[Part of a data file]
--- --- ---

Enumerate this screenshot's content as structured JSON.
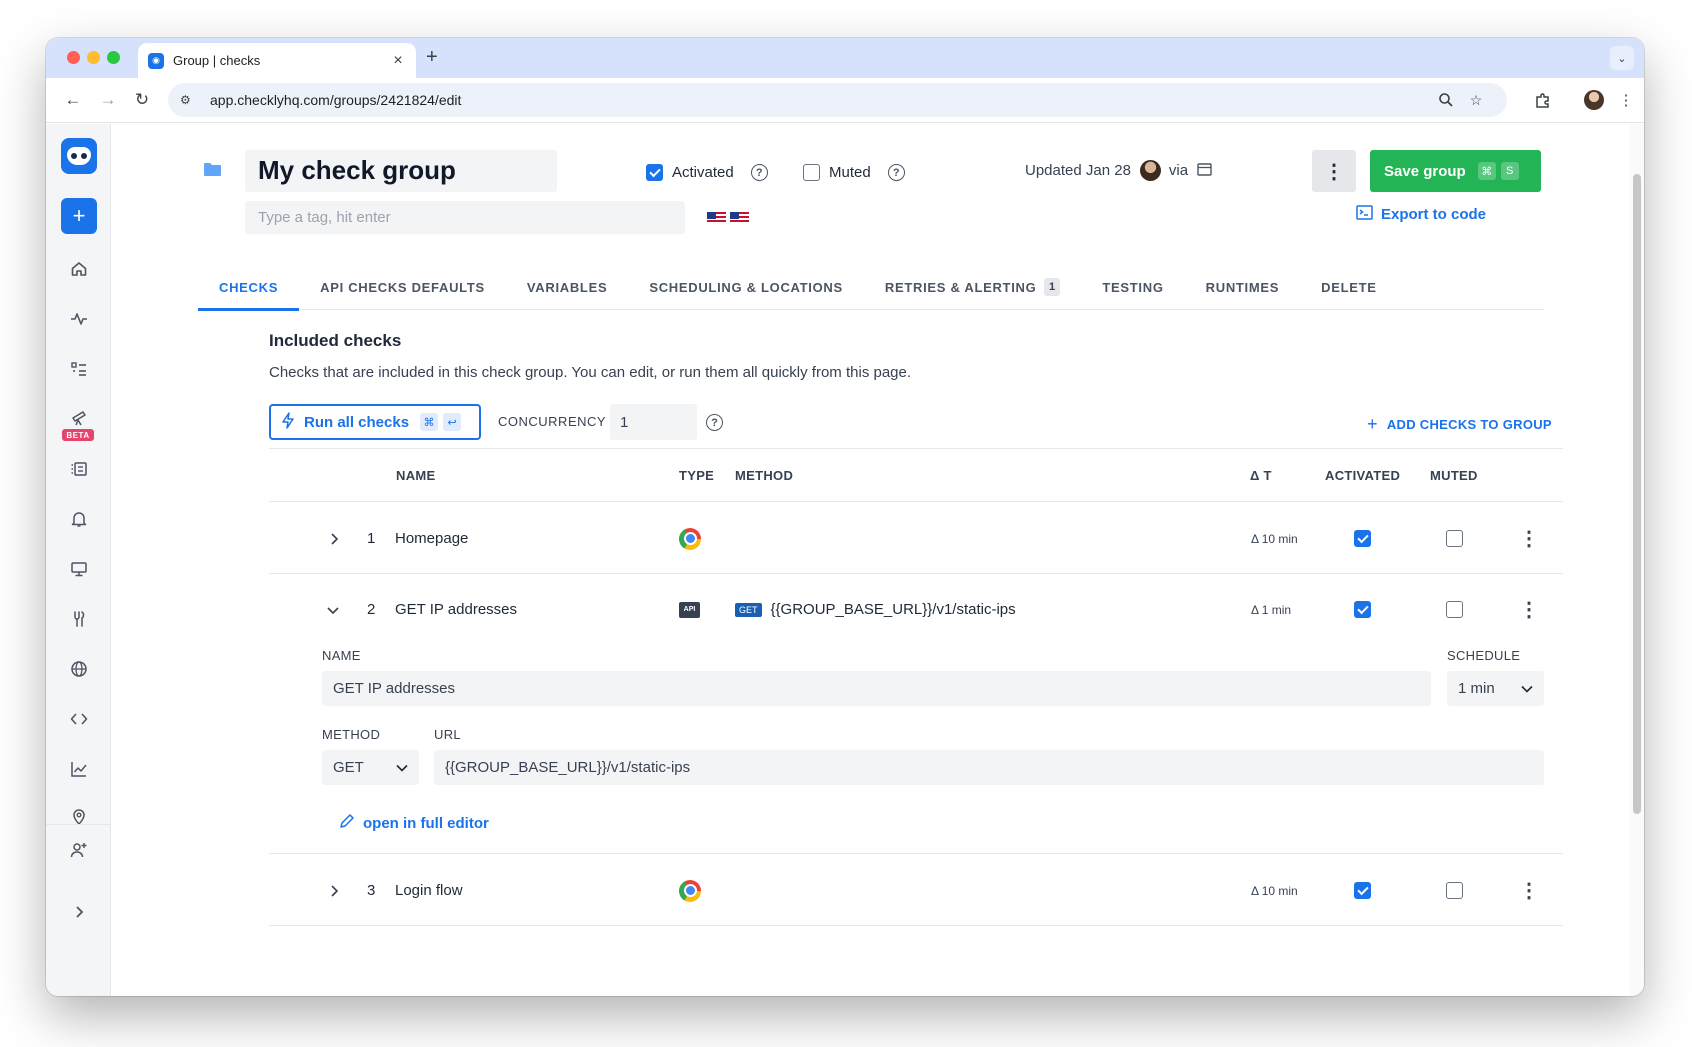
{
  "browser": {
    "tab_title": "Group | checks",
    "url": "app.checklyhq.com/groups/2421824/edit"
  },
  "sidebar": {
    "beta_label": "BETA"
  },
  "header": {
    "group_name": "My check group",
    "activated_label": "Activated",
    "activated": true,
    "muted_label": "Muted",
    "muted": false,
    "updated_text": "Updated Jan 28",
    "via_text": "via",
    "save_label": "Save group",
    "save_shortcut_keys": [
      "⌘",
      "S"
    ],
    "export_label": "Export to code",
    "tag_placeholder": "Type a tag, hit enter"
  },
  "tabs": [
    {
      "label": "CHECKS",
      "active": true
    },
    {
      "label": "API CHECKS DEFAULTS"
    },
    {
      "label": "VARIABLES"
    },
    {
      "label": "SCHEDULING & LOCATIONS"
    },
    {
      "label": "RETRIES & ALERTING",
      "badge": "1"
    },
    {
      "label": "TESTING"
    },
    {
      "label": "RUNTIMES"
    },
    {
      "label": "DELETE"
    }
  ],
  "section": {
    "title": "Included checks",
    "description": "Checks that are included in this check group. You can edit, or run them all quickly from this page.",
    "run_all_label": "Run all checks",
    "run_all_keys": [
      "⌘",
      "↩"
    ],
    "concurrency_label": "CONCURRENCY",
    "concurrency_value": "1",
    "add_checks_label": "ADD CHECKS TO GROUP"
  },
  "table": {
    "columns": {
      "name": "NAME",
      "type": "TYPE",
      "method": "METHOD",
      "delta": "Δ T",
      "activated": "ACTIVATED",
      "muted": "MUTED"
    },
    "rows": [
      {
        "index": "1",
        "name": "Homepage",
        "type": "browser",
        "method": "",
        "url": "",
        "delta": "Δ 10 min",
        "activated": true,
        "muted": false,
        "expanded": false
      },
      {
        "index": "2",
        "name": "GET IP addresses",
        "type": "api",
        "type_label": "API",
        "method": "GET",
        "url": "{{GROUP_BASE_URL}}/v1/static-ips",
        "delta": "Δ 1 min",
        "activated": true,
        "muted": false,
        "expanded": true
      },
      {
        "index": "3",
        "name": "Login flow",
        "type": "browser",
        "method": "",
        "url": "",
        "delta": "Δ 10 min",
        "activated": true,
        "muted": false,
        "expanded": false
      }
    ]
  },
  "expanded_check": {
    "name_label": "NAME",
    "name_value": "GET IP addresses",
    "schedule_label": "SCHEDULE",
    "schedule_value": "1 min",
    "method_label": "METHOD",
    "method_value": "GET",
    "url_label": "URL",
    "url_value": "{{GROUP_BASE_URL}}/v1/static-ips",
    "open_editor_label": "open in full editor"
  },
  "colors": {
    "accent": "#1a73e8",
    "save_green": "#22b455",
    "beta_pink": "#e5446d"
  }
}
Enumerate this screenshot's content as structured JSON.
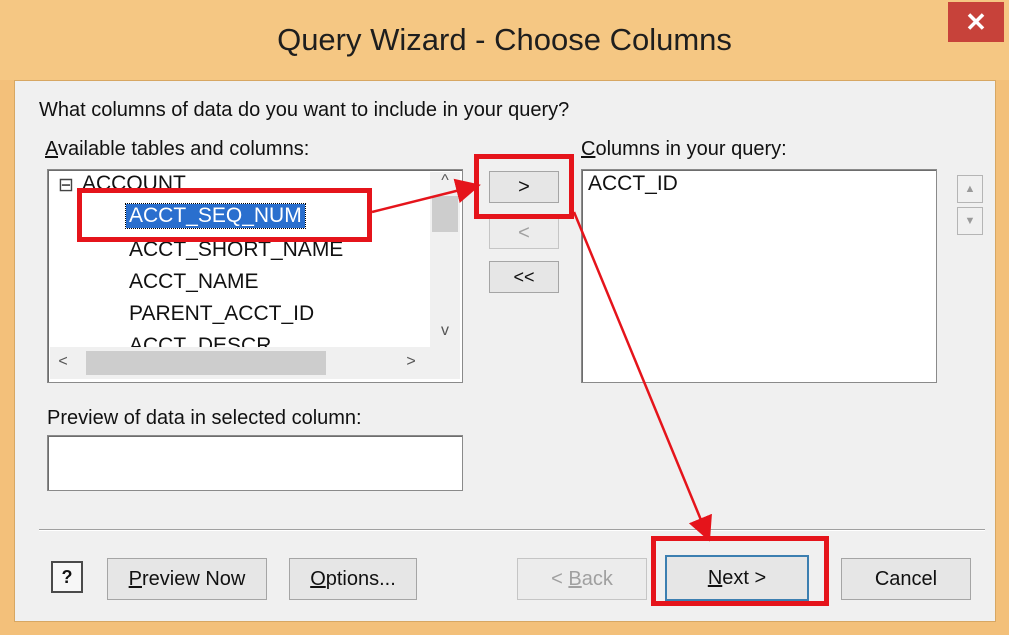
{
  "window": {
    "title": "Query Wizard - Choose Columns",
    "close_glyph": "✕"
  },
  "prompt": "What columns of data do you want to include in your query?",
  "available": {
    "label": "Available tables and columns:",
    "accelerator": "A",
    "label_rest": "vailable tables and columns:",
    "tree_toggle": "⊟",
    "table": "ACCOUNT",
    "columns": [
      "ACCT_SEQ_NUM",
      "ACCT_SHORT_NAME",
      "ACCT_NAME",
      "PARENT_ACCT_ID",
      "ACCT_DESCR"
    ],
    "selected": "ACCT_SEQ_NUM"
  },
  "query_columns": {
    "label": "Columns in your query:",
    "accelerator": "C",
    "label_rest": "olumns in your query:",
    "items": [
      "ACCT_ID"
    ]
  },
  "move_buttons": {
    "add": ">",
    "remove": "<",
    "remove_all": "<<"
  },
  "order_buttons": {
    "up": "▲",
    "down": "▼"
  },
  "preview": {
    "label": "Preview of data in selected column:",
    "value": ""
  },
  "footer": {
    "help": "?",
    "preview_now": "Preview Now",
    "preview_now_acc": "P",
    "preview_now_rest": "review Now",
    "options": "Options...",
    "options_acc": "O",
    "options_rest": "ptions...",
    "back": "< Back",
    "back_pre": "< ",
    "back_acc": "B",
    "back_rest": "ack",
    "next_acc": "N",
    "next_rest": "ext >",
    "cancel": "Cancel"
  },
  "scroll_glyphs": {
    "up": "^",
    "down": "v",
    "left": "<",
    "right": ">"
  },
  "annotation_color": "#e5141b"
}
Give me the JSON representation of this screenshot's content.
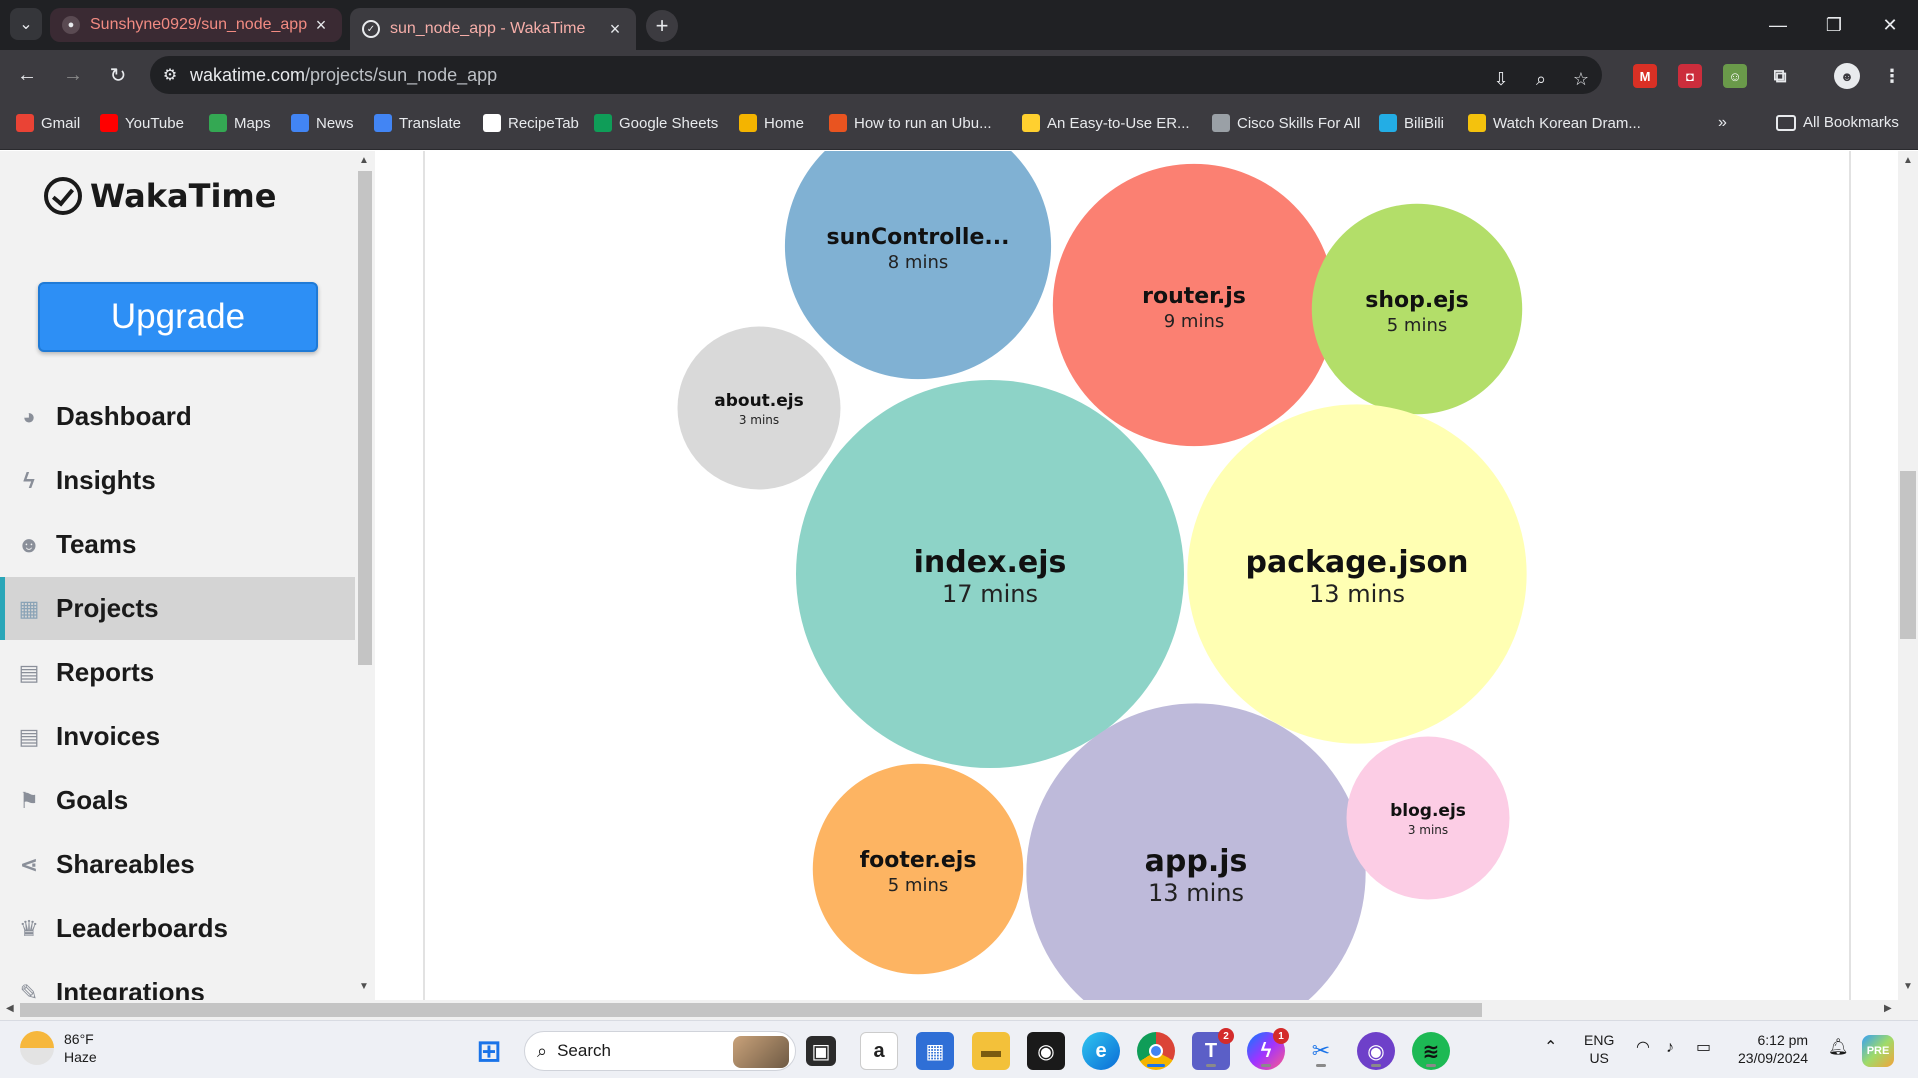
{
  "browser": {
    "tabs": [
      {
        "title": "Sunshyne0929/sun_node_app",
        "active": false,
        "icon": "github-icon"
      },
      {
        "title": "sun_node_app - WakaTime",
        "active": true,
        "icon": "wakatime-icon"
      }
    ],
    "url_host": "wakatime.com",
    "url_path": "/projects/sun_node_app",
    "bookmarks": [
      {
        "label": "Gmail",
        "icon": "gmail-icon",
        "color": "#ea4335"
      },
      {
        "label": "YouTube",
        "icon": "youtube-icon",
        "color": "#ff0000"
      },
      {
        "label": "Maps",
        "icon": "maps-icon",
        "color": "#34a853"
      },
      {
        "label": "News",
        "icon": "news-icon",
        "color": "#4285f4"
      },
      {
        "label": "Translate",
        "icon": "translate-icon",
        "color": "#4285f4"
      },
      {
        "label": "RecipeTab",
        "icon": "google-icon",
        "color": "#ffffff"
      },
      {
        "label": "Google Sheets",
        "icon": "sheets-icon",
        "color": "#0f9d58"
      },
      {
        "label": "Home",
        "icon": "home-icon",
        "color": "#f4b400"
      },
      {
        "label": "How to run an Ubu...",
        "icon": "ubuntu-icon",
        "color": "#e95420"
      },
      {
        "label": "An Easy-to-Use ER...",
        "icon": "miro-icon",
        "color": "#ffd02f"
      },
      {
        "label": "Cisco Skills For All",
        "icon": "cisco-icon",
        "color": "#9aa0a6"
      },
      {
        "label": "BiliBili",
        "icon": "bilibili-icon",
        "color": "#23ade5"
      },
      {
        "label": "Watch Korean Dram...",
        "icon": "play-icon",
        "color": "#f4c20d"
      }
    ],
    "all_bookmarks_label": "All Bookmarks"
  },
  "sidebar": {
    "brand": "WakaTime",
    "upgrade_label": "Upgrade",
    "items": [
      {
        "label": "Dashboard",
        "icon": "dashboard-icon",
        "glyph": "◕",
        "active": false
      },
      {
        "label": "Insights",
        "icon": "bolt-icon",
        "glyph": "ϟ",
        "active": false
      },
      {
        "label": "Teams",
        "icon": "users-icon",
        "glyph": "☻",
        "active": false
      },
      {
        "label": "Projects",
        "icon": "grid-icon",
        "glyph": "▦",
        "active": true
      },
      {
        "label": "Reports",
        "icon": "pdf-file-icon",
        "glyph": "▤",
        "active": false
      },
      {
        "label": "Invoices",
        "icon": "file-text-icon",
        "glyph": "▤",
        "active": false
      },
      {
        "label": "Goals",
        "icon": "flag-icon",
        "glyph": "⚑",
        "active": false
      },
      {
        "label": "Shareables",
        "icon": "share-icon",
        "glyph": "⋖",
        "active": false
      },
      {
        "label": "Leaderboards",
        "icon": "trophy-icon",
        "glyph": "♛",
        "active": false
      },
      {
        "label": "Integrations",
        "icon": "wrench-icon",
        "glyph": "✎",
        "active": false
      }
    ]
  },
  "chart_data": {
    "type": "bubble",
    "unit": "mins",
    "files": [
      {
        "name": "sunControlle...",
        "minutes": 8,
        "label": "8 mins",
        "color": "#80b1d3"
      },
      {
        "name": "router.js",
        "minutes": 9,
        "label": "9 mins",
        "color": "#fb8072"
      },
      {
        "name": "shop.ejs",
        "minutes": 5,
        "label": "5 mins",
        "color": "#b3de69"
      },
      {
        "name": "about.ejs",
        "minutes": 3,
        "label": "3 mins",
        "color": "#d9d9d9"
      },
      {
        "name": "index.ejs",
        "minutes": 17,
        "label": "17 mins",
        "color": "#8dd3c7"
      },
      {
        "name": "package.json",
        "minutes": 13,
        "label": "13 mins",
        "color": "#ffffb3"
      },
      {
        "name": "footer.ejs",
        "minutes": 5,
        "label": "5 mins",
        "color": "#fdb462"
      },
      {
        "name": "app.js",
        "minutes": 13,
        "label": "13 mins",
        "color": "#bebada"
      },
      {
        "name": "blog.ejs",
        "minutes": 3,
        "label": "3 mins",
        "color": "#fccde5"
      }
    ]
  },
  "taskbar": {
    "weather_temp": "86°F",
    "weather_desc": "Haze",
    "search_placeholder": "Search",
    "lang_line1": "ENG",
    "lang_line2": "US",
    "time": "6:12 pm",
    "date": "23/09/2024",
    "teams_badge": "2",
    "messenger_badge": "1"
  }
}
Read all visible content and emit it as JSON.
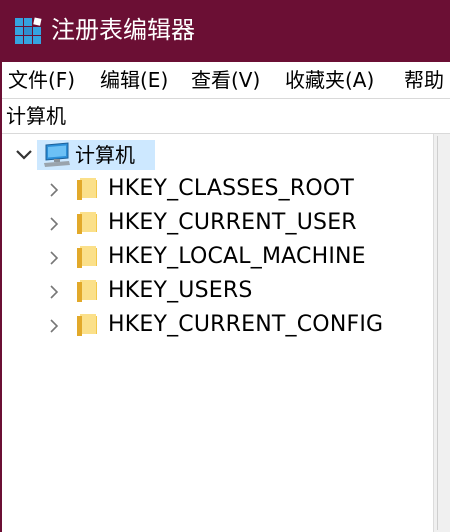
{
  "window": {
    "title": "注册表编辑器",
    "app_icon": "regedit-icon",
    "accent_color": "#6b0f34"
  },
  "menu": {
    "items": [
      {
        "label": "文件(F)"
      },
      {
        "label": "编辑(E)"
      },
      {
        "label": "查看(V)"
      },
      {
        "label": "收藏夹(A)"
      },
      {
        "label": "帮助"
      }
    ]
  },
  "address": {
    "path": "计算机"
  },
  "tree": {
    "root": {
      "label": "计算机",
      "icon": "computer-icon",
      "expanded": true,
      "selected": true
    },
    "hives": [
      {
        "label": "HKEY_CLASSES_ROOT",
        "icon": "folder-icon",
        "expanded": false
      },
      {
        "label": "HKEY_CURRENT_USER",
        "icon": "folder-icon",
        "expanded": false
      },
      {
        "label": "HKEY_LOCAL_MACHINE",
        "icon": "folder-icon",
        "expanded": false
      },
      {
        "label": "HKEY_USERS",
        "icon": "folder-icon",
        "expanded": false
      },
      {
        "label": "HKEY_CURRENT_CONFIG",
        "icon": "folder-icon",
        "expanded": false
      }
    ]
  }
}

--- --- ---

WHAT IS BEING ASKED: Every line from the one with "Read all visible content and emit it as JSON." through the last line of the material gets printed exactly, and nothing more. Omit the pictures.

RESPONSE BELOW:
Read all visible content and emit it as JSON.
{
  "window": {
    "title": "注册表编辑器",
    "app_icon": "regedit-icon",
    "accent_color": "#6b0f34"
  },
  "menu": {
    "items": [
      {
        "label": "文件(F)"
      },
      {
        "label": "编辑(E)"
      },
      {
        "label": "查看(V)"
      },
      {
        "label": "收藏夹(A)"
      },
      {
        "label": "帮助"
      }
    ]
  },
  "address": {
    "path": "计算机"
  },
  "tree": {
    "root": {
      "label": "计算机",
      "icon": "computer-icon",
      "expanded": true,
      "selected": true
    },
    "hives": [
      {
        "label": "HKEY_CLASSES_ROOT",
        "icon": "folder-icon",
        "expanded": false
      },
      {
        "label": "HKEY_CURRENT_USER",
        "icon": "folder-icon",
        "expanded": false
      },
      {
        "label": "HKEY_LOCAL_MACHINE",
        "icon": "folder-icon",
        "expanded": false
      },
      {
        "label": "HKEY_USERS",
        "icon": "folder-icon",
        "expanded": false
      },
      {
        "label": "HKEY_CURRENT_CONFIG",
        "icon": "folder-icon",
        "expanded": false
      }
    ]
  }
}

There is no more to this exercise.